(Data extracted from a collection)
···
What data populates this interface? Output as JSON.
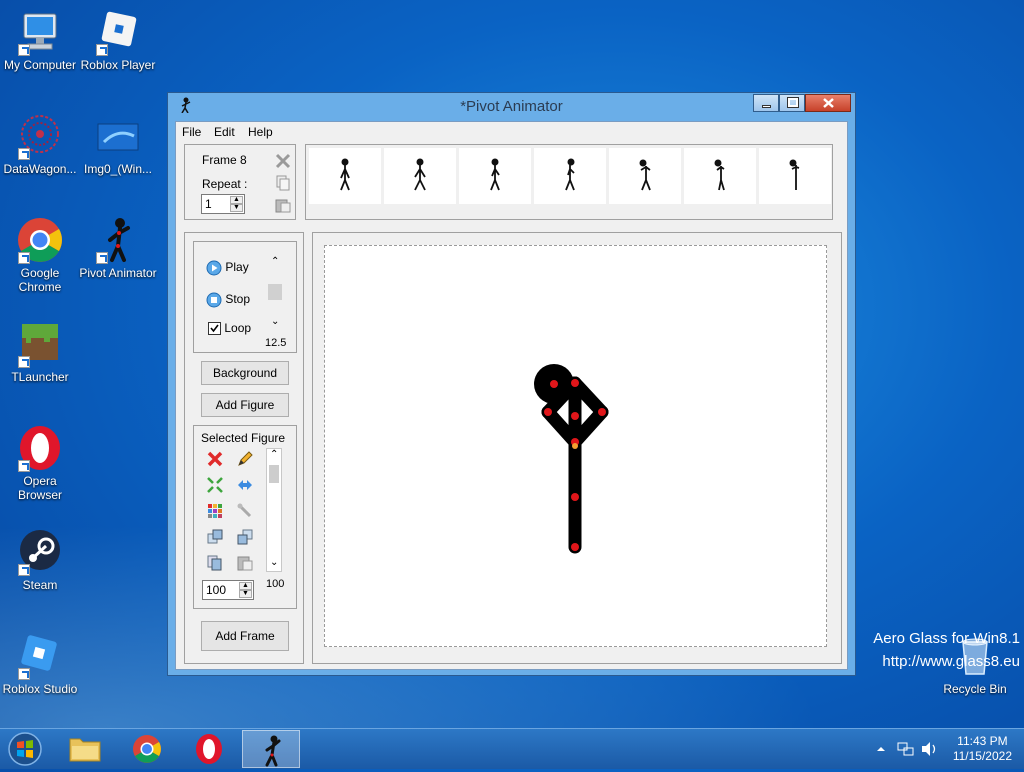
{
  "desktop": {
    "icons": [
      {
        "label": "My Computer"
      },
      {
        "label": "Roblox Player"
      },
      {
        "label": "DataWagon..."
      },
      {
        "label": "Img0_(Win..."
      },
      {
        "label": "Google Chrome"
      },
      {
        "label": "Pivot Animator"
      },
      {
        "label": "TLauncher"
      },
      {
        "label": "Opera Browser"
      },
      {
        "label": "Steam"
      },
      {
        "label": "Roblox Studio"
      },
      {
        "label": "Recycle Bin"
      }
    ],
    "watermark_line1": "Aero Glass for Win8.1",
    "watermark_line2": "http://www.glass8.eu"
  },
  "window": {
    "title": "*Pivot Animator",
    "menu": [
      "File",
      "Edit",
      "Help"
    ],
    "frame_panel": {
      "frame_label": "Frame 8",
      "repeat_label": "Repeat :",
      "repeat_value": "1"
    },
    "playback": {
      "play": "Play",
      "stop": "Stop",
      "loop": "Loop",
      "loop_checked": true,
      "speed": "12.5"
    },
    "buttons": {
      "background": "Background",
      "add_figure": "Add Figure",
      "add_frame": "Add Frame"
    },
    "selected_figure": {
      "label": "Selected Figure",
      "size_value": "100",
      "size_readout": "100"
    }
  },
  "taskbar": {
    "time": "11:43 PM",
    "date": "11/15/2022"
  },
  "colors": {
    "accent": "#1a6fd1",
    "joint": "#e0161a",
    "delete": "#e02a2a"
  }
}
···
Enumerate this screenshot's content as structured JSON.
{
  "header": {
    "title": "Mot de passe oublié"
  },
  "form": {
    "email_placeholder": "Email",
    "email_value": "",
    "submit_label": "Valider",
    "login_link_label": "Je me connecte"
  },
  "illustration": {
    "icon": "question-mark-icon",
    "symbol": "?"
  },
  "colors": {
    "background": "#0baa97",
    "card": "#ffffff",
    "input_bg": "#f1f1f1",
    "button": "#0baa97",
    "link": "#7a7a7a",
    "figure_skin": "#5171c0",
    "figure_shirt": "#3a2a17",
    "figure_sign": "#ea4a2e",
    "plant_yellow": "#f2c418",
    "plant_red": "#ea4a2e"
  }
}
···
■ YOUR OBJECTIVE
Work out how many lines above contain the word "title". Give only the number.

■ WRITTEN SOLUTION
2